> [Listed records]
• • • • •

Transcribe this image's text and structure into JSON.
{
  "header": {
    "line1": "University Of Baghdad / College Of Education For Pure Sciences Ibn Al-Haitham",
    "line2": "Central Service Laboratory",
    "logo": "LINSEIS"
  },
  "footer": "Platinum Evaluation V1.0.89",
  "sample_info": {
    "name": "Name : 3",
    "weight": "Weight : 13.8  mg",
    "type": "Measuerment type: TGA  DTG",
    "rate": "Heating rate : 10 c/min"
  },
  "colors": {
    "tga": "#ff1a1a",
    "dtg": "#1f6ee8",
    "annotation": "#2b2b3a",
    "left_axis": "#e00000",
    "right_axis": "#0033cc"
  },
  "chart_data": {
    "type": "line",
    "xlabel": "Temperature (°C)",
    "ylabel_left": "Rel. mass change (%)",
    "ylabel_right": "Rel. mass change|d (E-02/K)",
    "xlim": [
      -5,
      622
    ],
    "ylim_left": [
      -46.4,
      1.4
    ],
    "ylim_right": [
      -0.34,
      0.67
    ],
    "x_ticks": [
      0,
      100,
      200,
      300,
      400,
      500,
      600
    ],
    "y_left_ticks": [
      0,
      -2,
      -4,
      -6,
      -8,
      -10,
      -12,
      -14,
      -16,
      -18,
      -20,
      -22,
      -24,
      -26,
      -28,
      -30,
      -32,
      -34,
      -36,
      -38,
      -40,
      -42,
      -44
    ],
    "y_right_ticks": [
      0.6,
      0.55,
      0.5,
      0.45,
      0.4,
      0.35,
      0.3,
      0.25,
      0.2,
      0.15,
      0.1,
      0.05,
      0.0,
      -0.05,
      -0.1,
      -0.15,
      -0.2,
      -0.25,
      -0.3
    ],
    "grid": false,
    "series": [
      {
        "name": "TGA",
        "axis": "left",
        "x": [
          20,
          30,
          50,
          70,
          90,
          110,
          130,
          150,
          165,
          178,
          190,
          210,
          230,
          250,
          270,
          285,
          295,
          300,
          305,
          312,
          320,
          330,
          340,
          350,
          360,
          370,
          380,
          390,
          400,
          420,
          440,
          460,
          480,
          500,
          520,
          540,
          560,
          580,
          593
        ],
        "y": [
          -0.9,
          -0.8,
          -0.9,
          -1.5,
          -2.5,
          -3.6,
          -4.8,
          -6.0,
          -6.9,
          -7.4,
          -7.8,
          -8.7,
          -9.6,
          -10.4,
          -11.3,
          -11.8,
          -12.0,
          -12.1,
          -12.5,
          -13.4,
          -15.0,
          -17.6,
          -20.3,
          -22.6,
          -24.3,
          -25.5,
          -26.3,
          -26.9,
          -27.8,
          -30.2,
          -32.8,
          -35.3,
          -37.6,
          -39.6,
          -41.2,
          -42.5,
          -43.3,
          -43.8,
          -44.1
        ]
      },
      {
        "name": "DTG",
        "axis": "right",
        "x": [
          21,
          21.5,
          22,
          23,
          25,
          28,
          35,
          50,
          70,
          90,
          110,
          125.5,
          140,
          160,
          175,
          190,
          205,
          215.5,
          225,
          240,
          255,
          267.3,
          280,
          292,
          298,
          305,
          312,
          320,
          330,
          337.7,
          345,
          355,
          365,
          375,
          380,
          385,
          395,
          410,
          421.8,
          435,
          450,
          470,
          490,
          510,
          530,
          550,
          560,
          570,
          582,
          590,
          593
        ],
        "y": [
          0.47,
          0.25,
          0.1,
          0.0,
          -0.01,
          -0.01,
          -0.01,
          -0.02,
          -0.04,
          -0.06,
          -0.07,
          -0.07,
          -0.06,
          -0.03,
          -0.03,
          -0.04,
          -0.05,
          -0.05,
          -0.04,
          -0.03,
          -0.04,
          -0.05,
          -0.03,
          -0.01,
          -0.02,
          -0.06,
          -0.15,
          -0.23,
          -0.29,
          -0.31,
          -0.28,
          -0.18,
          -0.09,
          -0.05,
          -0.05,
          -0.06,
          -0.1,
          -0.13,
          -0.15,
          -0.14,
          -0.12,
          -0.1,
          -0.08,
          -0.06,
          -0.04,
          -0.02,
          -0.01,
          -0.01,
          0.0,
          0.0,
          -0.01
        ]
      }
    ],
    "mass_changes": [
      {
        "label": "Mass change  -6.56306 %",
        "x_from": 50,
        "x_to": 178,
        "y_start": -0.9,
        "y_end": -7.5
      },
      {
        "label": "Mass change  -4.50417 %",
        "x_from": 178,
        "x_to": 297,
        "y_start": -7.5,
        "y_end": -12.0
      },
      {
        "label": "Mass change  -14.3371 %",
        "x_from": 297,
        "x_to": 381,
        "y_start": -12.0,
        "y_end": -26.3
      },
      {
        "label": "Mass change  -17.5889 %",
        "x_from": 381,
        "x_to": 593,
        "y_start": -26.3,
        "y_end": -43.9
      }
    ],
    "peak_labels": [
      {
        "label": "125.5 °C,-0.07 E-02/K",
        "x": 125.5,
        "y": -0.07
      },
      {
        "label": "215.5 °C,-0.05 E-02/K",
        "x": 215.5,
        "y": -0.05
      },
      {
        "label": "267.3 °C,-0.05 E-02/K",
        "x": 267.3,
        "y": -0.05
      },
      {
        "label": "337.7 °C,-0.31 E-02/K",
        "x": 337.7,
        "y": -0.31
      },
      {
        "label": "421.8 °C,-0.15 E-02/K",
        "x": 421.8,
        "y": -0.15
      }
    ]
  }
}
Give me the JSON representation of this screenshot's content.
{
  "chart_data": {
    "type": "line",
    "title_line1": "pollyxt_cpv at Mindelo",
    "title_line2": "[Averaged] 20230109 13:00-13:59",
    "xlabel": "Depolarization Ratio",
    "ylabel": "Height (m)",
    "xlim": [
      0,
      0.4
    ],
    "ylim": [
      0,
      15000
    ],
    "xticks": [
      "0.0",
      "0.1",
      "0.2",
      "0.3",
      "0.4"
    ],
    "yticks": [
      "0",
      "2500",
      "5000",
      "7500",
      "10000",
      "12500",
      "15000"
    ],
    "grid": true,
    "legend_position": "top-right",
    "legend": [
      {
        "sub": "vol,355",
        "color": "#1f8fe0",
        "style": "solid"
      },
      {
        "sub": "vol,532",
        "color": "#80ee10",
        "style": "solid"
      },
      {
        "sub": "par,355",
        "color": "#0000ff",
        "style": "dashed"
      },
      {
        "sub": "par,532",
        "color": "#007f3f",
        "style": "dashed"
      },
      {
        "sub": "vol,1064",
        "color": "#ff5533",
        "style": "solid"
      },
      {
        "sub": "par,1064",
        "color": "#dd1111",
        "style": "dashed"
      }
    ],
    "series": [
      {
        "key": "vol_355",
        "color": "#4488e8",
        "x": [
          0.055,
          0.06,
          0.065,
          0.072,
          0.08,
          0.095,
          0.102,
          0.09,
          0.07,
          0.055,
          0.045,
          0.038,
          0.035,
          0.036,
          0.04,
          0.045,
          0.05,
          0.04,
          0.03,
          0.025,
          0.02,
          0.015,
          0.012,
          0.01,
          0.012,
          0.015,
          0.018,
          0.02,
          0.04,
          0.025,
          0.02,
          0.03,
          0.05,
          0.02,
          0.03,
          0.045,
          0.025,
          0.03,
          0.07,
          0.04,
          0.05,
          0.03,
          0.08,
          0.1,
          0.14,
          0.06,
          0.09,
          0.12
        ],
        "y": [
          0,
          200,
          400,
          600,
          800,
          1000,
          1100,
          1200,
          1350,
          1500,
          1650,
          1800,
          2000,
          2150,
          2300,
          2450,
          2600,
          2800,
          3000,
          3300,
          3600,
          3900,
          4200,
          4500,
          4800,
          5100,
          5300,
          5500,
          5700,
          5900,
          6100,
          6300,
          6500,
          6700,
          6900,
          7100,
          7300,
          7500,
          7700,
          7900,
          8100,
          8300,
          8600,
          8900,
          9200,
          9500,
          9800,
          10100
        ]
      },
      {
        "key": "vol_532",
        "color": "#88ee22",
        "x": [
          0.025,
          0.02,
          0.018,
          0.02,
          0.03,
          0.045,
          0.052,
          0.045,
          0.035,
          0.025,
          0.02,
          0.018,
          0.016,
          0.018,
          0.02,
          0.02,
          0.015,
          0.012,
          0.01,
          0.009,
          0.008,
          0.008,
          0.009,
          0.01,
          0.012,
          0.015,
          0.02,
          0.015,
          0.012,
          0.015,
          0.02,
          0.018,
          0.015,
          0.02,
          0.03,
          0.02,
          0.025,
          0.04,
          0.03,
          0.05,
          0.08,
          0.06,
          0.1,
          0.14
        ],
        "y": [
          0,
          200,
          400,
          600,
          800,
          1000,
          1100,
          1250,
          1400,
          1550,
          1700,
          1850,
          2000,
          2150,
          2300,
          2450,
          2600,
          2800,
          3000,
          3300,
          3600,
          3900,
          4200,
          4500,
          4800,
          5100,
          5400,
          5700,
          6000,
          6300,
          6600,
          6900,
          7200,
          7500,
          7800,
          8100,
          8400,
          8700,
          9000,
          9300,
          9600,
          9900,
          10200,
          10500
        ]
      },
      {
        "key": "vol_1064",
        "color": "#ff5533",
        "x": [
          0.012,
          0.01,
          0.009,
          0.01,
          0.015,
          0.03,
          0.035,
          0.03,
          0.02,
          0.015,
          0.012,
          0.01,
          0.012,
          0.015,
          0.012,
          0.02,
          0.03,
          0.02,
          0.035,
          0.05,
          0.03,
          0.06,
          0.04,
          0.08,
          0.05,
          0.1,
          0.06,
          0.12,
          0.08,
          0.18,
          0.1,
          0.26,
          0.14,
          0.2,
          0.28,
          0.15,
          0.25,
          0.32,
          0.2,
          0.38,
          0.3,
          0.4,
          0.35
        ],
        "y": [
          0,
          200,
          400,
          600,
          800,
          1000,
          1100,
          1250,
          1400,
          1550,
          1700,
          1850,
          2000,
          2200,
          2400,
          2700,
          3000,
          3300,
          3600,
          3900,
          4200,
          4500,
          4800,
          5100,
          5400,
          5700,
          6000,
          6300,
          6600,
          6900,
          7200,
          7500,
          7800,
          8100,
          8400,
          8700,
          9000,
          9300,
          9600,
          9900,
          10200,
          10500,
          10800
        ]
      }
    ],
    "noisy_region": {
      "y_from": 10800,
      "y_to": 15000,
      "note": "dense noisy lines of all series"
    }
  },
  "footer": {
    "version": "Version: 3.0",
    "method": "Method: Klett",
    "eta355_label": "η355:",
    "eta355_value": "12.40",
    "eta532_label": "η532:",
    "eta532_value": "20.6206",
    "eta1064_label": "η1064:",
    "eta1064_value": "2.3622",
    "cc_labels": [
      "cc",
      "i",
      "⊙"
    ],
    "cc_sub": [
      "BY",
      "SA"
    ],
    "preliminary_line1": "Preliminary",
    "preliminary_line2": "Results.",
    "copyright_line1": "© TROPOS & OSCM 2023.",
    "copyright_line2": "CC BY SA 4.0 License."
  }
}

• • • • •

> [Instructions for the task] Each line above that includes "JSON" should be shown.

> [Result]
Transcribe this image's text and structure into JSON.
Give me the JSON representation of this screenshot's content.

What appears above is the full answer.